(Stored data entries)
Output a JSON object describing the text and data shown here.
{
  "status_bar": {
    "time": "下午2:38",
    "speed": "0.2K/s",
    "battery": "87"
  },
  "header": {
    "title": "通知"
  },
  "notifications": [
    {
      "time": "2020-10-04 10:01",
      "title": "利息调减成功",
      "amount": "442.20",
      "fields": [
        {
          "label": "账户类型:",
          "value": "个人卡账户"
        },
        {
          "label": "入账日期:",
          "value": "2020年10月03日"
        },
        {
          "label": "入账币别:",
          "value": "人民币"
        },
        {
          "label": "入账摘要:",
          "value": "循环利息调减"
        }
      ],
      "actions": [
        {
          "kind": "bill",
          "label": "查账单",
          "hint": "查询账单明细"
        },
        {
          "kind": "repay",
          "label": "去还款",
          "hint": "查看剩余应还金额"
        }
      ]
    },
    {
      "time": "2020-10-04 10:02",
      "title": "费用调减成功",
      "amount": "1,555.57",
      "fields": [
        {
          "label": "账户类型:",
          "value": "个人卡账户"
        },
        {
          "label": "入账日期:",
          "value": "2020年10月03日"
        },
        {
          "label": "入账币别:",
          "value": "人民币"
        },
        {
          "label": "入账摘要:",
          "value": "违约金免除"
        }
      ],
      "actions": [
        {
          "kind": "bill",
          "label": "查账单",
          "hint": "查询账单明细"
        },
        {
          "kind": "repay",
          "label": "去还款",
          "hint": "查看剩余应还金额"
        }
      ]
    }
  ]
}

**DIRECTION**
Go back to the listing above and please repeat it exactly.

**WRITTEN ANSWER**
Output a JSON object describing the text and data shown here.
{
  "status_bar": {
    "time": "下午2:38",
    "speed": "0.2K/s",
    "battery": "87"
  },
  "header": {
    "title": "通知"
  },
  "notifications": [
    {
      "time": "2020-10-04 10:01",
      "title": "利息调减成功",
      "amount": "442.20",
      "fields": [
        {
          "label": "账户类型:",
          "value": "个人卡账户"
        },
        {
          "label": "入账日期:",
          "value": "2020年10月03日"
        },
        {
          "label": "入账币别:",
          "value": "人民币"
        },
        {
          "label": "入账摘要:",
          "value": "循环利息调减"
        }
      ],
      "actions": [
        {
          "kind": "bill",
          "label": "查账单",
          "hint": "查询账单明细"
        },
        {
          "kind": "repay",
          "label": "去还款",
          "hint": "查看剩余应还金额"
        }
      ]
    },
    {
      "time": "2020-10-04 10:02",
      "title": "费用调减成功",
      "amount": "1,555.57",
      "fields": [
        {
          "label": "账户类型:",
          "value": "个人卡账户"
        },
        {
          "label": "入账日期:",
          "value": "2020年10月03日"
        },
        {
          "label": "入账币别:",
          "value": "人民币"
        },
        {
          "label": "入账摘要:",
          "value": "违约金免除"
        }
      ],
      "actions": [
        {
          "kind": "bill",
          "label": "查账单",
          "hint": "查询账单明细"
        },
        {
          "kind": "repay",
          "label": "去还款",
          "hint": "查看剩余应还金额"
        }
      ]
    }
  ]
}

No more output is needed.